## Problem statement
Gather all lines in the records below that include the word "this".

## Data extracted from a collection
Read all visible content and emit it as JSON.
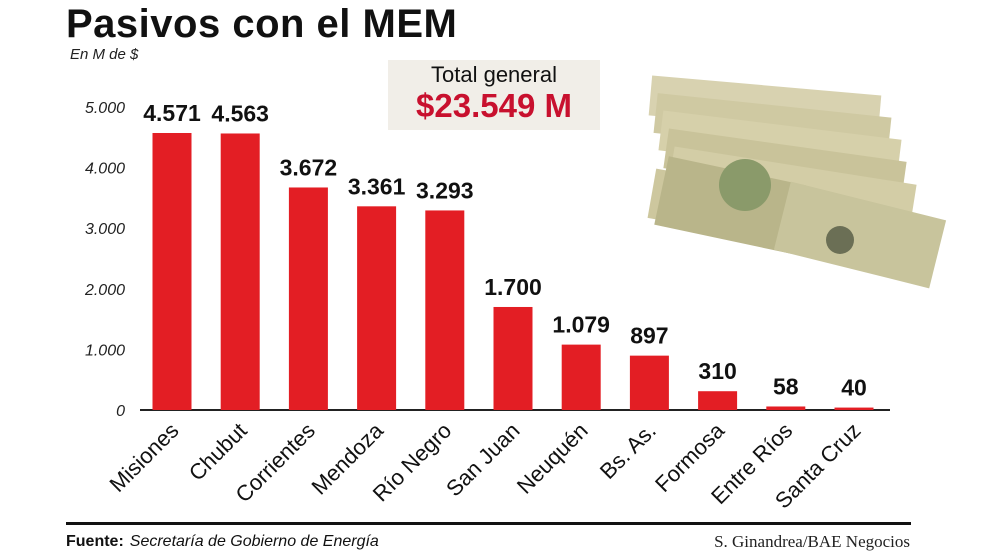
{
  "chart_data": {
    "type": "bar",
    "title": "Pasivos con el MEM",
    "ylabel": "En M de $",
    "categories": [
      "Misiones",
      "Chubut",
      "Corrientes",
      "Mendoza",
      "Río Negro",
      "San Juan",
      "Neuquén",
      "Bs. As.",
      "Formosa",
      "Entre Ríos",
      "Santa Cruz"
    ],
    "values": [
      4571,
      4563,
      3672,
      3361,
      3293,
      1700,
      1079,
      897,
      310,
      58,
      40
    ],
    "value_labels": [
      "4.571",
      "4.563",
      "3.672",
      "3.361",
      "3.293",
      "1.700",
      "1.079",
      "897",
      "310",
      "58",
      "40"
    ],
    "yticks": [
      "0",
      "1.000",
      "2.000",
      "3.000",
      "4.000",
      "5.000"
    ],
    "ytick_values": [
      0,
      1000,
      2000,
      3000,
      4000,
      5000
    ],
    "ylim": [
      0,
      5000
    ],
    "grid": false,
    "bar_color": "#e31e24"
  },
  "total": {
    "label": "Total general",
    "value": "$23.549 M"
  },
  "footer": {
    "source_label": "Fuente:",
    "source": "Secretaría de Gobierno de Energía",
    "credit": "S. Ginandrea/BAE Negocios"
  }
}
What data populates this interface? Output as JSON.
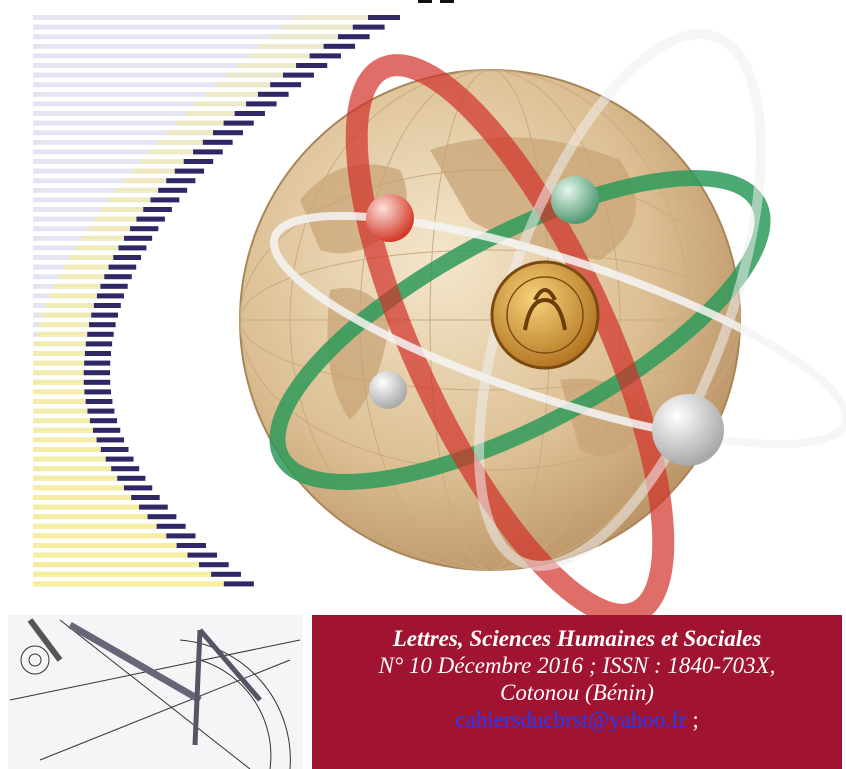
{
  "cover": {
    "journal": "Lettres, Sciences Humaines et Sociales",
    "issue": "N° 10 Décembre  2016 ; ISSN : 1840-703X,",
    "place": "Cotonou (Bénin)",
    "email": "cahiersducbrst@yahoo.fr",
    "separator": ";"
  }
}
---
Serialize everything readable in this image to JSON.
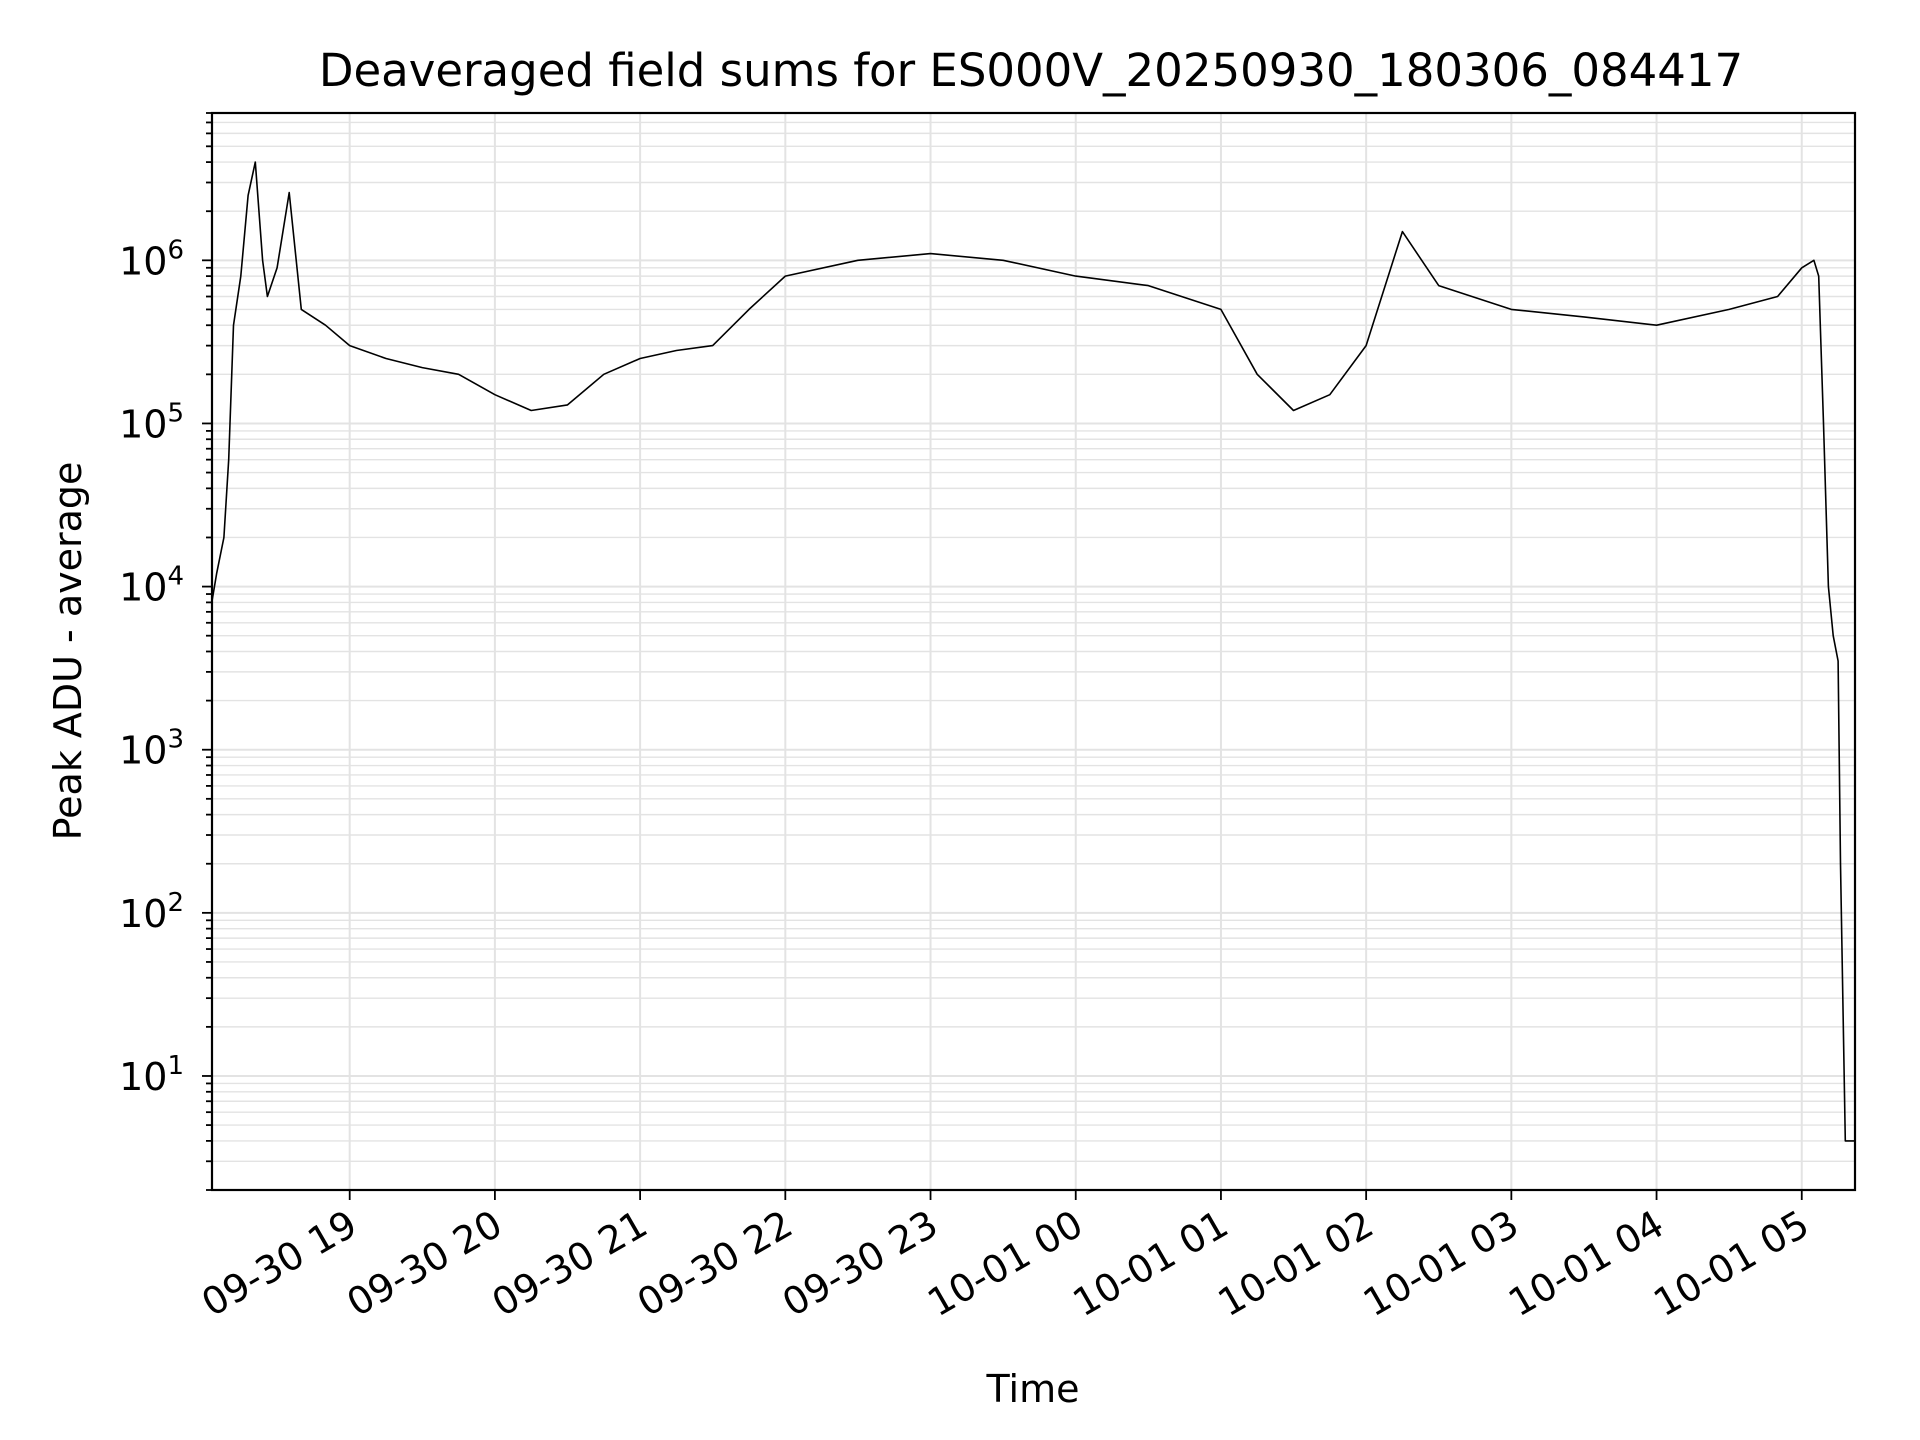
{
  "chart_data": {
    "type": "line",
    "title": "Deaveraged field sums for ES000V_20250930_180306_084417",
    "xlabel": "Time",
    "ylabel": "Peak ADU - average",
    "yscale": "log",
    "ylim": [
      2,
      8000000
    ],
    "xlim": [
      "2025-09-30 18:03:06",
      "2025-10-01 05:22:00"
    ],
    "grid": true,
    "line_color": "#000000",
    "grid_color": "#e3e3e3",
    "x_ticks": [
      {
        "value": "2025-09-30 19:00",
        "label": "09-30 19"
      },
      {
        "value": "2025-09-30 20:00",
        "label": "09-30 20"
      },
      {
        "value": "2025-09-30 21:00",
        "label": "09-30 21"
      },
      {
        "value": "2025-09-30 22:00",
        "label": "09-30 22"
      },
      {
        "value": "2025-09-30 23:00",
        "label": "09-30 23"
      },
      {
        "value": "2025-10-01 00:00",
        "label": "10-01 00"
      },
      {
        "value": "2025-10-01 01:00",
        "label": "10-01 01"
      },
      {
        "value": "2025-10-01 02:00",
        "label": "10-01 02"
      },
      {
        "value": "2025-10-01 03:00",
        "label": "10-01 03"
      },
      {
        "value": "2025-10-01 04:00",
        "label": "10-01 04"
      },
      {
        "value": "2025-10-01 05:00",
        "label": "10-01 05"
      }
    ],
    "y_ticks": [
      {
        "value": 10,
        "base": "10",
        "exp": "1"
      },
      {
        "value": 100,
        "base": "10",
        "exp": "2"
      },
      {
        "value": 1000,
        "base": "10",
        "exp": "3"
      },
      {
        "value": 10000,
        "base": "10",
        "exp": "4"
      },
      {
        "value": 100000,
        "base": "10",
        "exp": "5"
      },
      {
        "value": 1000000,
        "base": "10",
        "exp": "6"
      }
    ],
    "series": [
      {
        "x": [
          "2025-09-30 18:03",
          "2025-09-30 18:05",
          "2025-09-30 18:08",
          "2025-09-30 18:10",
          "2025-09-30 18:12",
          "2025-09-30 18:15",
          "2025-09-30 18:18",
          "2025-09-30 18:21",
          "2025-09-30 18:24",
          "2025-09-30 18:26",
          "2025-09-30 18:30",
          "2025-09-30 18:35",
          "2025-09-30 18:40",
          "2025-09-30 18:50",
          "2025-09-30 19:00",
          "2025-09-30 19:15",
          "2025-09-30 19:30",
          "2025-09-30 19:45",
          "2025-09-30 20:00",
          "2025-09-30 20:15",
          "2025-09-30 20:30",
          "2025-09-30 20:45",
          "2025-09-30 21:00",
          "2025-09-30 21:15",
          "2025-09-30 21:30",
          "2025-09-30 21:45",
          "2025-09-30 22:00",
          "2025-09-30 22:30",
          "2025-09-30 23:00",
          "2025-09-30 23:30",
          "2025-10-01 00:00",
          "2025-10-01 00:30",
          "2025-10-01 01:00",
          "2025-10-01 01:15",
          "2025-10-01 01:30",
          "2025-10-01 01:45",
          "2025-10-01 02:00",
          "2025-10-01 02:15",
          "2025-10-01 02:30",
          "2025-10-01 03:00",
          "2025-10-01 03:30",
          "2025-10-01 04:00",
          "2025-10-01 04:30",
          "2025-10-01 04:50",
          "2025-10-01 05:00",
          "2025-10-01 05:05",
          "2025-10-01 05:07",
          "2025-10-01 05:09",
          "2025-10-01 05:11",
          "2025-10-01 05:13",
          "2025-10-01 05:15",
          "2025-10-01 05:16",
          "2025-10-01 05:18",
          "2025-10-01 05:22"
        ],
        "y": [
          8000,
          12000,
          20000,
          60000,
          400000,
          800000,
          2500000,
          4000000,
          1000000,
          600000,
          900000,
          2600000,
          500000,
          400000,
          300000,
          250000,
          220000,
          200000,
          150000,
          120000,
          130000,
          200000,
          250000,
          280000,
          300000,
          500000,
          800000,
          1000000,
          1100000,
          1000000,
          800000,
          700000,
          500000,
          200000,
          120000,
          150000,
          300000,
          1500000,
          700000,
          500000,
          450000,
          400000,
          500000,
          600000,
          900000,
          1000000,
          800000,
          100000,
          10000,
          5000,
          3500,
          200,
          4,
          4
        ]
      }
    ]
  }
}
--
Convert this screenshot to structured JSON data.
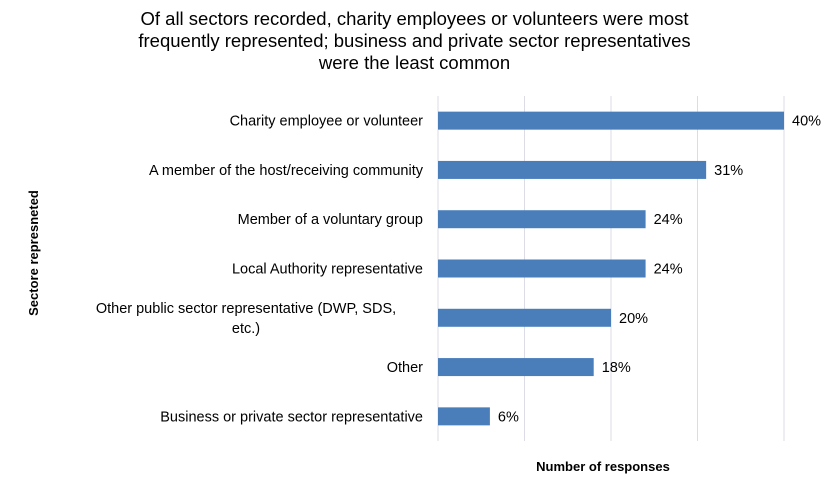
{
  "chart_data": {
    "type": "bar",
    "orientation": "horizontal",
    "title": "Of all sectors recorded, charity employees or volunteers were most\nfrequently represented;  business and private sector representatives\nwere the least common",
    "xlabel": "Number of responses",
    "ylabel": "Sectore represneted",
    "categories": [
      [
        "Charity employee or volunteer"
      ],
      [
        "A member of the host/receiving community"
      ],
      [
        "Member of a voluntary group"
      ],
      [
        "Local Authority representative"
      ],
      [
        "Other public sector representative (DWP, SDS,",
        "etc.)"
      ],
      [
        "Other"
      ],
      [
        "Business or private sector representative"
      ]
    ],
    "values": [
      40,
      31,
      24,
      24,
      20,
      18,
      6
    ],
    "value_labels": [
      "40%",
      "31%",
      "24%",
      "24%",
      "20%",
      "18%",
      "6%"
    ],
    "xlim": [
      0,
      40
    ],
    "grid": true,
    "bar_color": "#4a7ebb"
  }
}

## Correct response
What data populates this interface? Output as JSON.
Serialize everything readable in this image to JSON.
Convert this screenshot to structured JSON data.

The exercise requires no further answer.